Stored data entries
↓↓↓
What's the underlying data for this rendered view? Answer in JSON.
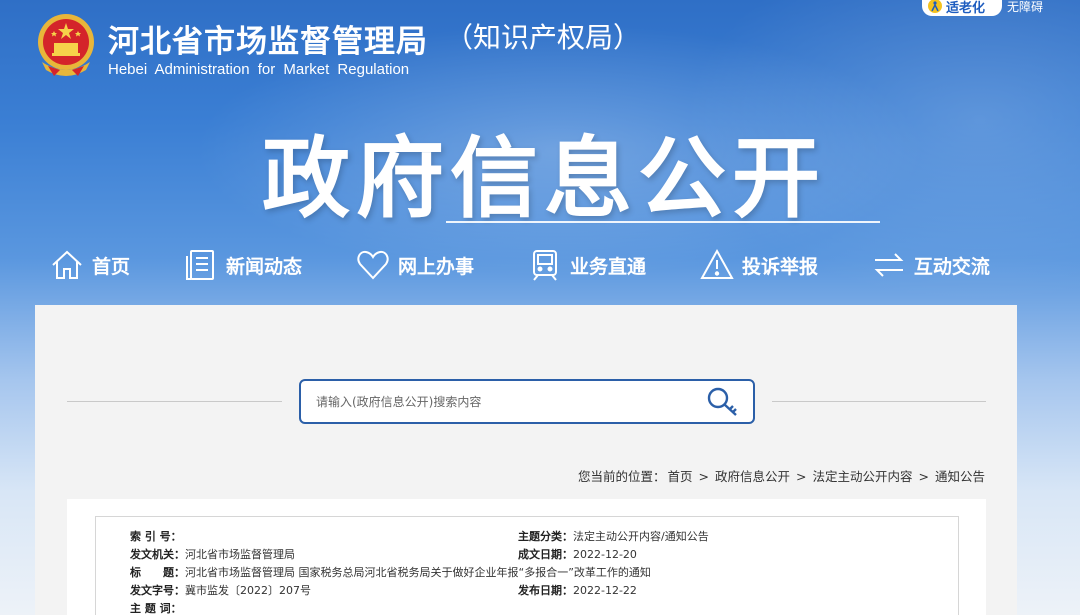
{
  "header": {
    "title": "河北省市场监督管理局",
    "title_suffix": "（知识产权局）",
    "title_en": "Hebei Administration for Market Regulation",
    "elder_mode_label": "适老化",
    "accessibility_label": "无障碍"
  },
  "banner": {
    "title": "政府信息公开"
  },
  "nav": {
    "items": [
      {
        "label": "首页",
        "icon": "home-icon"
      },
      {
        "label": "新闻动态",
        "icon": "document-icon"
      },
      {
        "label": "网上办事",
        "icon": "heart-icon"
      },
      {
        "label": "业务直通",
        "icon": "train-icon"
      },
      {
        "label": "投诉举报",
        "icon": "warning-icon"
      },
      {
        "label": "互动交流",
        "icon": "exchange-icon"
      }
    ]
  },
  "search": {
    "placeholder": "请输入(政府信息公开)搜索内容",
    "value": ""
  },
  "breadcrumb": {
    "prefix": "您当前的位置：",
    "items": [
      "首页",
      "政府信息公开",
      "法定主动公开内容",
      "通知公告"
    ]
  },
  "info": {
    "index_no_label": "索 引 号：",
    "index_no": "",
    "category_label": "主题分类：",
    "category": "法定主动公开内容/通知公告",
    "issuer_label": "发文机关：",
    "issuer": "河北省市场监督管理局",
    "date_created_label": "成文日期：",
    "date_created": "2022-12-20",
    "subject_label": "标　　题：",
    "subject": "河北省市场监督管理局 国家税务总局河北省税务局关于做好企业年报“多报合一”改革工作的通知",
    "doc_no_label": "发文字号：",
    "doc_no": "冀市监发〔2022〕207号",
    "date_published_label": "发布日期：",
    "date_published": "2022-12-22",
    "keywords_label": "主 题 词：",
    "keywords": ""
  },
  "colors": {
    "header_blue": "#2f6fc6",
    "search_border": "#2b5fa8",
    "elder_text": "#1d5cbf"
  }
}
↑↑↑
↓↓↓
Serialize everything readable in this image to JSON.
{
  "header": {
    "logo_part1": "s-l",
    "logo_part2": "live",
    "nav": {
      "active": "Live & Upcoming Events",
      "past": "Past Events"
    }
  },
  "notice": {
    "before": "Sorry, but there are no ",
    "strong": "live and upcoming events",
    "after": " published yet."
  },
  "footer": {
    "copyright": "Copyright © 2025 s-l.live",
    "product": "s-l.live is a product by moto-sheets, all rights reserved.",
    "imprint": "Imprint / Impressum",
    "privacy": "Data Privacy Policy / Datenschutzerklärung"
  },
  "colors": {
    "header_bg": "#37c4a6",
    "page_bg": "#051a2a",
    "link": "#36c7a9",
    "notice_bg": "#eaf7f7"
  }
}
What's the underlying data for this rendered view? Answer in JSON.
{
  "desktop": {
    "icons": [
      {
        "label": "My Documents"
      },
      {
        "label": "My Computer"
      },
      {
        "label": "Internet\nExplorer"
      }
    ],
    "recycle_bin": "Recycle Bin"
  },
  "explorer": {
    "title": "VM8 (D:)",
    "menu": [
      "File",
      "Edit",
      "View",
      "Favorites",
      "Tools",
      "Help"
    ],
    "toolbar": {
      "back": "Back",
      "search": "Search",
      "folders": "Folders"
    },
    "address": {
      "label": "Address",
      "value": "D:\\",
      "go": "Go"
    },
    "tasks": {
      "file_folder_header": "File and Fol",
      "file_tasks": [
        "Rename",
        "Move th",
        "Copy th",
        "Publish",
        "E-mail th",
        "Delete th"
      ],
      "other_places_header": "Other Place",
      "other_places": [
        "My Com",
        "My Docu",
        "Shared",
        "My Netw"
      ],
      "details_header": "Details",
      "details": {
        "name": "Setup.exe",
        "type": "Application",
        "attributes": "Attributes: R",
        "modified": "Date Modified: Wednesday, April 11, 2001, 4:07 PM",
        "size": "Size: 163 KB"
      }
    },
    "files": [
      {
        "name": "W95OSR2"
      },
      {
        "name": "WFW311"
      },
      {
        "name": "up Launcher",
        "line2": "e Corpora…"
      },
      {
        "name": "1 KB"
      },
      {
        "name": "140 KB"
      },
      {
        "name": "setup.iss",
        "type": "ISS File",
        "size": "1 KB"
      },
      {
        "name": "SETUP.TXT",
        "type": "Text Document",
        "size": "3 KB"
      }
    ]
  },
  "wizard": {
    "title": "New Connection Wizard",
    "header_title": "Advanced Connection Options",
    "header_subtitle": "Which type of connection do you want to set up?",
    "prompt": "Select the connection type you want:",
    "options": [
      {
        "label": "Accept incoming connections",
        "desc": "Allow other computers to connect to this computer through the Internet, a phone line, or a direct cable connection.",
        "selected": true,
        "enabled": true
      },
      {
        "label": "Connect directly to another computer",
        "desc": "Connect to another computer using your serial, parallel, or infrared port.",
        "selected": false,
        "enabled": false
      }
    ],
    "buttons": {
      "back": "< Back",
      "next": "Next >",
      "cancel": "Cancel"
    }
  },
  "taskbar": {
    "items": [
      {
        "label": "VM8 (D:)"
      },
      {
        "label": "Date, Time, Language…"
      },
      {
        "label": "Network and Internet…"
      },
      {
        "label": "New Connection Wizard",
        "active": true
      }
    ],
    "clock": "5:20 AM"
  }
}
↑↑↑
↓↓↓
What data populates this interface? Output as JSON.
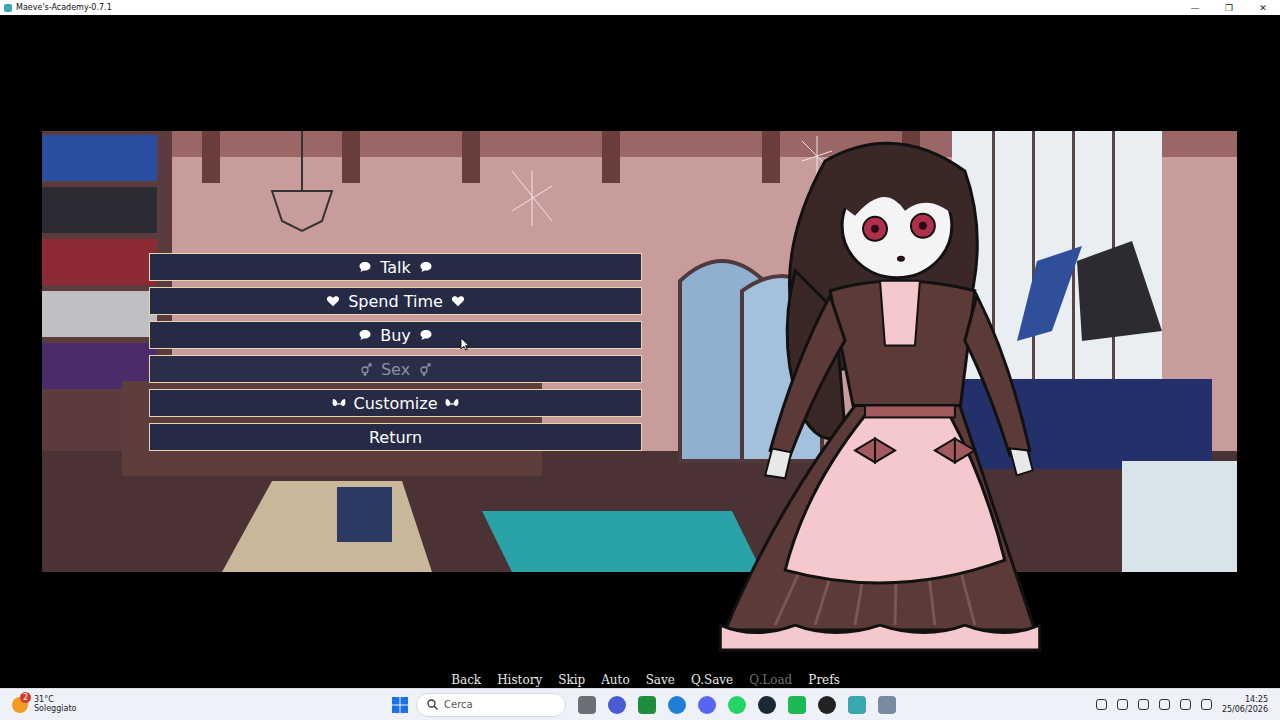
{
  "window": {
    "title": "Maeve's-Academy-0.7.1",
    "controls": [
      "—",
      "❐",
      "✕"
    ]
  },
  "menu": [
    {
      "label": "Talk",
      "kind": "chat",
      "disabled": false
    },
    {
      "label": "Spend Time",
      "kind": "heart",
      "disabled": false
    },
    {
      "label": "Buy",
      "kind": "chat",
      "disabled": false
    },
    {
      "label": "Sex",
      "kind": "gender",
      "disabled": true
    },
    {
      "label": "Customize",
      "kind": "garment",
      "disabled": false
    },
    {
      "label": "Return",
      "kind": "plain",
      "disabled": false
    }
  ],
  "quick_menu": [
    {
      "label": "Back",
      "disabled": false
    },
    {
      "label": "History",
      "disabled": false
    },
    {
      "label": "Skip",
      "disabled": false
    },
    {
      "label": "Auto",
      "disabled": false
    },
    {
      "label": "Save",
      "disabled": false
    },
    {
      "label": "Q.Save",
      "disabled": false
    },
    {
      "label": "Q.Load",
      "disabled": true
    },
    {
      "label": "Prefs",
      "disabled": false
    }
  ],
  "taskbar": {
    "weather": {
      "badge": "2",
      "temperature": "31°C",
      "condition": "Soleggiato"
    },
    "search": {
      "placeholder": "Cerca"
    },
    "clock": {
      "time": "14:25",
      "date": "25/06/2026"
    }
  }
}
↑↑↑
• [REQUIRED TASK] From the entries above, copy every line containing the word "this".

• [SOLUTION]
What's the underlying data for this rendered view? Answer in JSON.
Serialize everything readable in this image to JSON.
What's the underlying data for this rendered view? Answer in JSON.
        "desc": "Allow other computers to connect to this computer through the Internet, a phone line, or a direct cable connection.",
What data populates this interface? Output as JSON.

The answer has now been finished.